◆ What the exercise asks: Extract every line between the one with "Read the values" and the end of the entries, both included, word for word and free of pictures.

◆ Record extracts:
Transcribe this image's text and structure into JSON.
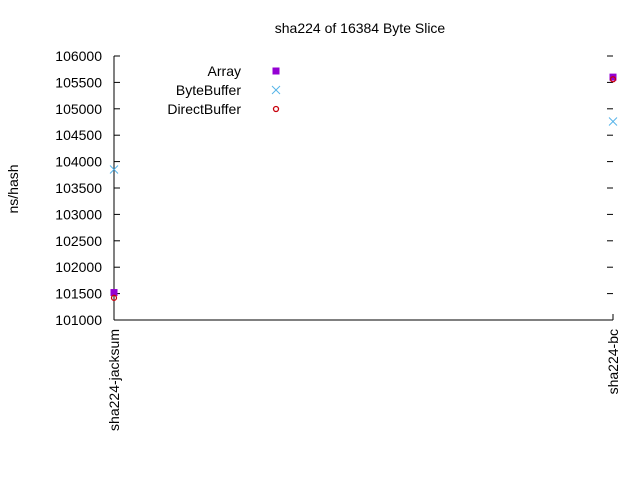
{
  "chart_data": {
    "type": "scatter",
    "title": "sha224 of 16384 Byte Slice",
    "xlabel": "",
    "ylabel": "ns/hash",
    "categories": [
      "sha224-jacksum",
      "sha224-bc"
    ],
    "ylim": [
      101000,
      106000
    ],
    "yticks": [
      101000,
      101500,
      102000,
      102500,
      103000,
      103500,
      104000,
      104500,
      105000,
      105500,
      106000
    ],
    "grid": false,
    "legend_position": "top-left",
    "series": [
      {
        "name": "Array",
        "marker": "filled-square",
        "color": "#9400d3",
        "values": [
          101520,
          105600
        ]
      },
      {
        "name": "ByteBuffer",
        "marker": "x",
        "color": "#56b4e9",
        "values": [
          103850,
          104760
        ]
      },
      {
        "name": "DirectBuffer",
        "marker": "circle",
        "color": "#c8000c",
        "values": [
          101420,
          105560
        ]
      }
    ]
  }
}
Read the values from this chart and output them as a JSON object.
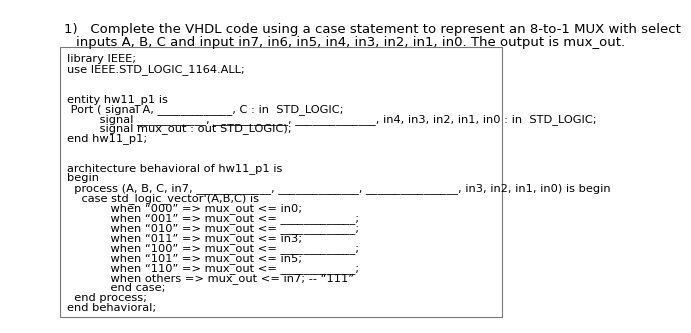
{
  "title_line1": "1)   Complete the VHDL code using a case statement to represent an 8-to-1 MUX with select",
  "title_line2": "inputs A, B, C and input in7, in6, in5, in4, in3, in2, in1, in0. The output is mux_out.",
  "bg_color": "#ffffff",
  "box_color": "#ffffff",
  "border_color": "#777777",
  "text_color": "#000000",
  "code_lines": [
    [
      "library IEEE;",
      0
    ],
    [
      "use IEEE.STD_LOGIC_1164.ALL;",
      0
    ],
    [
      "",
      0
    ],
    [
      "",
      0
    ],
    [
      "entity hw11_p1 is",
      0
    ],
    [
      " Port ( signal A, _____________, C : in  STD_LOGIC;",
      0
    ],
    [
      "         signal ____________, _____________, ______________, in4, in3, in2, in1, in0 : in  STD_LOGIC;",
      0
    ],
    [
      "         signal mux_out : out STD_LOGIC);",
      0
    ],
    [
      "end hw11_p1;",
      0
    ],
    [
      "",
      0
    ],
    [
      "",
      0
    ],
    [
      "architecture behavioral of hw11_p1 is",
      0
    ],
    [
      "begin",
      0
    ],
    [
      "  process (A, B, C, in7, _____________, ______________, ________________, in3, in2, in1, in0) is begin",
      0
    ],
    [
      "    case std_logic_vector'(A,B,C) is",
      0
    ],
    [
      "            when “000” => mux_out <= in0;",
      0
    ],
    [
      "            when “001” => mux_out <= _____________;",
      0
    ],
    [
      "            when “010” => mux_out <= _____________;",
      0
    ],
    [
      "            when “011” => mux_out <= in3;",
      0
    ],
    [
      "            when “100” => mux_out <= _____________;",
      0
    ],
    [
      "            when “101” => mux_out <= in5;",
      0
    ],
    [
      "            when “110” => mux_out <= _____________;",
      0
    ],
    [
      "            when others => mux_out <= in7; -- “111”",
      0
    ],
    [
      "            end case;",
      0
    ],
    [
      "  end process;",
      0
    ],
    [
      "end behavioral;",
      0
    ]
  ],
  "font_size_title": 9.5,
  "font_size_code": 8.2,
  "font_family": "DejaVu Sans"
}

◆ Output of the task:
Read the values from this chart and output them as a JSON object.
{
  "title_line1": "1)   Complete the VHDL code using a case statement to represent an 8-to-1 MUX with select",
  "title_line2": "inputs A, B, C and input in7, in6, in5, in4, in3, in2, in1, in0. The output is mux_out.",
  "bg_color": "#ffffff",
  "box_color": "#ffffff",
  "border_color": "#777777",
  "text_color": "#000000",
  "code_lines": [
    [
      "library IEEE;",
      0
    ],
    [
      "use IEEE.STD_LOGIC_1164.ALL;",
      0
    ],
    [
      "",
      0
    ],
    [
      "",
      0
    ],
    [
      "entity hw11_p1 is",
      0
    ],
    [
      " Port ( signal A, _____________, C : in  STD_LOGIC;",
      0
    ],
    [
      "         signal ____________, _____________, ______________, in4, in3, in2, in1, in0 : in  STD_LOGIC;",
      0
    ],
    [
      "         signal mux_out : out STD_LOGIC);",
      0
    ],
    [
      "end hw11_p1;",
      0
    ],
    [
      "",
      0
    ],
    [
      "",
      0
    ],
    [
      "architecture behavioral of hw11_p1 is",
      0
    ],
    [
      "begin",
      0
    ],
    [
      "  process (A, B, C, in7, _____________, ______________, ________________, in3, in2, in1, in0) is begin",
      0
    ],
    [
      "    case std_logic_vector'(A,B,C) is",
      0
    ],
    [
      "            when “000” => mux_out <= in0;",
      0
    ],
    [
      "            when “001” => mux_out <= _____________;",
      0
    ],
    [
      "            when “010” => mux_out <= _____________;",
      0
    ],
    [
      "            when “011” => mux_out <= in3;",
      0
    ],
    [
      "            when “100” => mux_out <= _____________;",
      0
    ],
    [
      "            when “101” => mux_out <= in5;",
      0
    ],
    [
      "            when “110” => mux_out <= _____________;",
      0
    ],
    [
      "            when others => mux_out <= in7; -- “111”",
      0
    ],
    [
      "            end case;",
      0
    ],
    [
      "  end process;",
      0
    ],
    [
      "end behavioral;",
      0
    ]
  ],
  "font_size_title": 9.5,
  "font_size_code": 8.2,
  "font_family": "DejaVu Sans"
}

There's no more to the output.